(Stored records)
********

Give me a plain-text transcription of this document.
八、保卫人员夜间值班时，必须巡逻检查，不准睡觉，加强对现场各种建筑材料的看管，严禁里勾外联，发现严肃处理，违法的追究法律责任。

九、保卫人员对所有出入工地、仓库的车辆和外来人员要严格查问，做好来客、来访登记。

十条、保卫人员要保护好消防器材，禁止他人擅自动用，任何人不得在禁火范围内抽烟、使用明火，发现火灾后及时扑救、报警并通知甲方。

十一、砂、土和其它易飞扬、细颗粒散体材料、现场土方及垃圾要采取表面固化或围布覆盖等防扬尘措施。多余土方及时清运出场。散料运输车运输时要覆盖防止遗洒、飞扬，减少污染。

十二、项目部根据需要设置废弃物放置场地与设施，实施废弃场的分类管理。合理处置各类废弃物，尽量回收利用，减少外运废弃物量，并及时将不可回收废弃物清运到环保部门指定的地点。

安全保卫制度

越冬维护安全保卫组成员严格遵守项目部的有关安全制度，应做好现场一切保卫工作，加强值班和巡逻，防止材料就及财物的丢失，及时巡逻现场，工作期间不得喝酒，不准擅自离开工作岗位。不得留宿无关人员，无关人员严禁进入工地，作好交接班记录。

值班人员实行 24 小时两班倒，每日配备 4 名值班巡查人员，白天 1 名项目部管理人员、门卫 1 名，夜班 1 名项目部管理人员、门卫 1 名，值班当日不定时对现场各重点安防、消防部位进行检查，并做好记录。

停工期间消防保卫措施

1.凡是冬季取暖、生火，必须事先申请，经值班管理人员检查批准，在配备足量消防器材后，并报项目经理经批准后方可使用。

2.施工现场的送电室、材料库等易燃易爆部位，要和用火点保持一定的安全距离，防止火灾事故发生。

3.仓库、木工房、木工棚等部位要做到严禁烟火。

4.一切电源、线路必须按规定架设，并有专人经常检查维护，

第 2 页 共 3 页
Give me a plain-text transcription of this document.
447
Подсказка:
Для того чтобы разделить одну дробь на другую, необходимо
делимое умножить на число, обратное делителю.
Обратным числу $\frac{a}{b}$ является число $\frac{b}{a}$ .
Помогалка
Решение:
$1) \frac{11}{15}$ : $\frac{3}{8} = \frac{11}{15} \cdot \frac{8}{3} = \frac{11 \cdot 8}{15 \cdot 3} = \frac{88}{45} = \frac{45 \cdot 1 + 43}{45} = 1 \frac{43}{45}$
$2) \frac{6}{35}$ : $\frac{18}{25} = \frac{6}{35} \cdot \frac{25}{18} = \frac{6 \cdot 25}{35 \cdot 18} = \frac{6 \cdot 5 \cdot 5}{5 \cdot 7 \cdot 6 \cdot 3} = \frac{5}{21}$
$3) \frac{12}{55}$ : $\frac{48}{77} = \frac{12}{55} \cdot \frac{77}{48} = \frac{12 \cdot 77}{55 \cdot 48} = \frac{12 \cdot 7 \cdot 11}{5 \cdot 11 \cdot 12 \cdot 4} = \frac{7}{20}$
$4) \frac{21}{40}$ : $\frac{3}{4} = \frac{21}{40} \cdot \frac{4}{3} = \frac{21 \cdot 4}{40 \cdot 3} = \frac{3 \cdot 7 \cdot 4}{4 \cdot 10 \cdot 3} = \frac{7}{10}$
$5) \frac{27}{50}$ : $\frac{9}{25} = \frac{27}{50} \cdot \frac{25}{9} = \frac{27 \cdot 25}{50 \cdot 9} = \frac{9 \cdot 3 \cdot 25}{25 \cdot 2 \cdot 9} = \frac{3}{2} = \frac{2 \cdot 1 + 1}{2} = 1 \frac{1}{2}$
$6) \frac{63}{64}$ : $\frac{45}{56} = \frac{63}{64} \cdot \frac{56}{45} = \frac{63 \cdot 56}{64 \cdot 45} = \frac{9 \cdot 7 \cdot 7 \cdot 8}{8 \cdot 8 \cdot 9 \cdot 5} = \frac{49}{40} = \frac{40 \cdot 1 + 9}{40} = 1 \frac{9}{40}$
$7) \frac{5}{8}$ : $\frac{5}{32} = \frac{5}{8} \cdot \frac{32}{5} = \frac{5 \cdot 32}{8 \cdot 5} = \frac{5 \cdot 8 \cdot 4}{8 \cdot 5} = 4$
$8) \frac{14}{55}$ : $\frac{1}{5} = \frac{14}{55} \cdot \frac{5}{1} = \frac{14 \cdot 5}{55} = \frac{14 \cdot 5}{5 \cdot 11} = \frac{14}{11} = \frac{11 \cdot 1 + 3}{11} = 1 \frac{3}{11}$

********

**Exercise task**
Every line above needs to be retyped exactly.

**Exercise answer**
Give me a plain-text transcription of this document.
八、保卫人员夜间值班时，必须巡逻检查，不准睡觉，加强对现场各种建筑材料的看管，严禁里勾外联，发现严肃处理，违法的追究法律责任。

九、保卫人员对所有出入工地、仓库的车辆和外来人员要严格查问，做好来客、来访登记。

十条、保卫人员要保护好消防器材，禁止他人擅自动用，任何人不得在禁火范围内抽烟、使用明火，发现火灾后及时扑救、报警并通知甲方。

十一、砂、土和其它易飞扬、细颗粒散体材料、现场土方及垃圾要采取表面固化或围布覆盖等防扬尘措施。多余土方及时清运出场。散料运输车运输时要覆盖防止遗洒、飞扬，减少污染。

十二、项目部根据需要设置废弃物放置场地与设施，实施废弃场的分类管理。合理处置各类废弃物，尽量回收利用，减少外运废弃物量，并及时将不可回收废弃物清运到环保部门指定的地点。

安全保卫制度

越冬维护安全保卫组成员严格遵守项目部的有关安全制度，应做好现场一切保卫工作，加强值班和巡逻，防止材料就及财物的丢失，及时巡逻现场，工作期间不得喝酒，不准擅自离开工作岗位。不得留宿无关人员，无关人员严禁进入工地，作好交接班记录。

值班人员实行 24 小时两班倒，每日配备 4 名值班巡查人员，白天 1 名项目部管理人员、门卫 1 名，夜班 1 名项目部管理人员、门卫 1 名，值班当日不定时对现场各重点安防、消防部位进行检查，并做好记录。

停工期间消防保卫措施

1.凡是冬季取暖、生火，必须事先申请，经值班管理人员检查批准，在配备足量消防器材后，并报项目经理经批准后方可使用。

2.施工现场的送电室、材料库等易燃易爆部位，要和用火点保持一定的安全距离，防止火灾事故发生。

3.仓库、木工房、木工棚等部位要做到严禁烟火。

4.一切电源、线路必须按规定架设，并有专人经常检查维护，

第 2 页 共 3 页
Give me a plain-text transcription of this document.
447
Подсказка:
Для того чтобы разделить одну дробь на другую, необходимо
делимое умножить на число, обратное делителю.
Обратным числу $\frac{a}{b}$ является число $\frac{b}{a}$ .
Помогалка
Решение:
$1) \frac{11}{15}$ : $\frac{3}{8} = \frac{11}{15} \cdot \frac{8}{3} = \frac{11 \cdot 8}{15 \cdot 3} = \frac{88}{45} = \frac{45 \cdot 1 + 43}{45} = 1 \frac{43}{45}$
$2) \frac{6}{35}$ : $\frac{18}{25} = \frac{6}{35} \cdot \frac{25}{18} = \frac{6 \cdot 25}{35 \cdot 18} = \frac{6 \cdot 5 \cdot 5}{5 \cdot 7 \cdot 6 \cdot 3} = \frac{5}{21}$
$3) \frac{12}{55}$ : $\frac{48}{77} = \frac{12}{55} \cdot \frac{77}{48} = \frac{12 \cdot 77}{55 \cdot 48} = \frac{12 \cdot 7 \cdot 11}{5 \cdot 11 \cdot 12 \cdot 4} = \frac{7}{20}$
$4) \frac{21}{40}$ : $\frac{3}{4} = \frac{21}{40} \cdot \frac{4}{3} = \frac{21 \cdot 4}{40 \cdot 3} = \frac{3 \cdot 7 \cdot 4}{4 \cdot 10 \cdot 3} = \frac{7}{10}$
$5) \frac{27}{50}$ : $\frac{9}{25} = \frac{27}{50} \cdot \frac{25}{9} = \frac{27 \cdot 25}{50 \cdot 9} = \frac{9 \cdot 3 \cdot 25}{25 \cdot 2 \cdot 9} = \frac{3}{2} = \frac{2 \cdot 1 + 1}{2} = 1 \frac{1}{2}$
$6) \frac{63}{64}$ : $\frac{45}{56} = \frac{63}{64} \cdot \frac{56}{45} = \frac{63 \cdot 56}{64 \cdot 45} = \frac{9 \cdot 7 \cdot 7 \cdot 8}{8 \cdot 8 \cdot 9 \cdot 5} = \frac{49}{40} = \frac{40 \cdot 1 + 9}{40} = 1 \frac{9}{40}$
$7) \frac{5}{8}$ : $\frac{5}{32} = \frac{5}{8} \cdot \frac{32}{5} = \frac{5 \cdot 32}{8 \cdot 5} = \frac{5 \cdot 8 \cdot 4}{8 \cdot 5} = 4$
$8) \frac{14}{55}$ : $\frac{1}{5} = \frac{14}{55} \cdot \frac{5}{1} = \frac{14 \cdot 5}{55} = \frac{14 \cdot 5}{5 \cdot 11} = \frac{14}{11} = \frac{11 \cdot 1 + 3}{11} = 1 \frac{3}{11}$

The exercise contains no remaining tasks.